### DIRECTIONS
Reply with one number only: the count of lines below that contain the word "Read".

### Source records
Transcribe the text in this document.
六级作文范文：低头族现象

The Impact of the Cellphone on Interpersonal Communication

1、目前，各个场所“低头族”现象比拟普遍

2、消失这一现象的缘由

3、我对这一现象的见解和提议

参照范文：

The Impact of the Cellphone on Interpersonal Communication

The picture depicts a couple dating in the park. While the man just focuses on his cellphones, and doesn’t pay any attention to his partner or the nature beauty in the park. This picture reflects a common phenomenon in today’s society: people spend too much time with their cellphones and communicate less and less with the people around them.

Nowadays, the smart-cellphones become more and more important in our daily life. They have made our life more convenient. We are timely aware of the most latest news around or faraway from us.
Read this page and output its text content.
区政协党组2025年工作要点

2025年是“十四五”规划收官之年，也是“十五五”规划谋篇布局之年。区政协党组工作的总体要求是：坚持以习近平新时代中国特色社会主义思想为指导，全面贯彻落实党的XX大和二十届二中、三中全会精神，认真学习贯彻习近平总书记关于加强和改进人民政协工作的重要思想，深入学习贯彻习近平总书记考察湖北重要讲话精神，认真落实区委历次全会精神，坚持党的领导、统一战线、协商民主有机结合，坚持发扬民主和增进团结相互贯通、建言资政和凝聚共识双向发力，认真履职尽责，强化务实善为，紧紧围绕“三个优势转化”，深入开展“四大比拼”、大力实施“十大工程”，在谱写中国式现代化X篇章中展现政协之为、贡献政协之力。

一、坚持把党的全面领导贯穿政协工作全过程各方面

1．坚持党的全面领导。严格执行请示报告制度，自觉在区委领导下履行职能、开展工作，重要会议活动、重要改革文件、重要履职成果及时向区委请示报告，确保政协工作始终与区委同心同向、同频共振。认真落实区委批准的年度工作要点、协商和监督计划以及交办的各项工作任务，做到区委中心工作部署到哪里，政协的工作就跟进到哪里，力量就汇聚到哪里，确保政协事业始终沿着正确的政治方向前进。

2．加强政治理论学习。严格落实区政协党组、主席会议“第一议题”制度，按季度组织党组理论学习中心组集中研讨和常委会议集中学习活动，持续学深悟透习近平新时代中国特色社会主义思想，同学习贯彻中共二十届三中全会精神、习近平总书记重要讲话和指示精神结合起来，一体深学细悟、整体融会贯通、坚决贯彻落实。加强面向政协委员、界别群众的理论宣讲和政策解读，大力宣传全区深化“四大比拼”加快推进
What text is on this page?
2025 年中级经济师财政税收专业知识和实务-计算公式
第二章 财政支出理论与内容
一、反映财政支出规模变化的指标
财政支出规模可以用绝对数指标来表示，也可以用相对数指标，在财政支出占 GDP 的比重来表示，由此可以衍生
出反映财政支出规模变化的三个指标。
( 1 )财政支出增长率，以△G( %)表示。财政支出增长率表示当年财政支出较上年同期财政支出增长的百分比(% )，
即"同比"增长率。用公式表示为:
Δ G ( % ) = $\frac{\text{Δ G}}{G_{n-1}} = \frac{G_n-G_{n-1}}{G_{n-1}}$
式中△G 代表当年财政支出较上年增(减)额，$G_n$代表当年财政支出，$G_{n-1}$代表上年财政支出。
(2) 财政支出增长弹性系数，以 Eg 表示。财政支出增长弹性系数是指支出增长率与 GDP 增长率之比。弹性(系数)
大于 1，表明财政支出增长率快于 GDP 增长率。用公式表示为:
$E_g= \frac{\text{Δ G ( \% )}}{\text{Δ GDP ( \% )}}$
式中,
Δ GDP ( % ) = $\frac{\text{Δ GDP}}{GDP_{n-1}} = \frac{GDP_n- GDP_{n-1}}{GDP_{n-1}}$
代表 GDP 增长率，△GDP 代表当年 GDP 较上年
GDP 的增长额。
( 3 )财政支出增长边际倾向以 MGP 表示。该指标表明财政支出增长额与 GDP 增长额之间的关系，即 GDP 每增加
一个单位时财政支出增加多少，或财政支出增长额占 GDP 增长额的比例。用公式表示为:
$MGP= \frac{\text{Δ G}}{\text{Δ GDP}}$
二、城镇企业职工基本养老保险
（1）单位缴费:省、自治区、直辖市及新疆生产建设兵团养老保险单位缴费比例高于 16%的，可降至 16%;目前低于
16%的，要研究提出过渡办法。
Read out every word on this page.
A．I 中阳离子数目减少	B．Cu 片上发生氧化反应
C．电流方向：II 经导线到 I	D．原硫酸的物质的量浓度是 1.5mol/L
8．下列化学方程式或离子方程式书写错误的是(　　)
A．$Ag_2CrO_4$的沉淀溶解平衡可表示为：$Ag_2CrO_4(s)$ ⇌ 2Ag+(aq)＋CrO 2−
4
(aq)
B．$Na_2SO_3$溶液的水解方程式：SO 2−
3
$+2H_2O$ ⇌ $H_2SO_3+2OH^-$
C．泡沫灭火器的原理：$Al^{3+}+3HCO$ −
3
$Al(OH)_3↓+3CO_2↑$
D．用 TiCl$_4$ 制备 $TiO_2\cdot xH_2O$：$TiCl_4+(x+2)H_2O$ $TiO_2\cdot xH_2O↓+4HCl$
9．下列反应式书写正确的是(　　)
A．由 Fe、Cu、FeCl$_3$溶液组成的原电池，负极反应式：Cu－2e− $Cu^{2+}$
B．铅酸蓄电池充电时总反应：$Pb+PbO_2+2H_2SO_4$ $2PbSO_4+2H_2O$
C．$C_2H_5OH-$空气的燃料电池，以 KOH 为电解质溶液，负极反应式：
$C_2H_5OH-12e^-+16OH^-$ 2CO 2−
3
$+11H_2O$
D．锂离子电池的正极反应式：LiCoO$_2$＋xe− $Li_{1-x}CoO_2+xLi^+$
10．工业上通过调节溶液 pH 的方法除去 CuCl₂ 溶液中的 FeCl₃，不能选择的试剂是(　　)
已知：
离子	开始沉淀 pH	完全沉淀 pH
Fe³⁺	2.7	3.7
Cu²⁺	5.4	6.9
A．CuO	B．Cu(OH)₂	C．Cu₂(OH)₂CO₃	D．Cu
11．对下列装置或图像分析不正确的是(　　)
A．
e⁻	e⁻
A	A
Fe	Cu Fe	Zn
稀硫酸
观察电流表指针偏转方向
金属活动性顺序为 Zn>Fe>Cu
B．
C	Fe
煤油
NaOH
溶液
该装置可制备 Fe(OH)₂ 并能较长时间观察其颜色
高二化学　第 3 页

### THE OUTPUT
2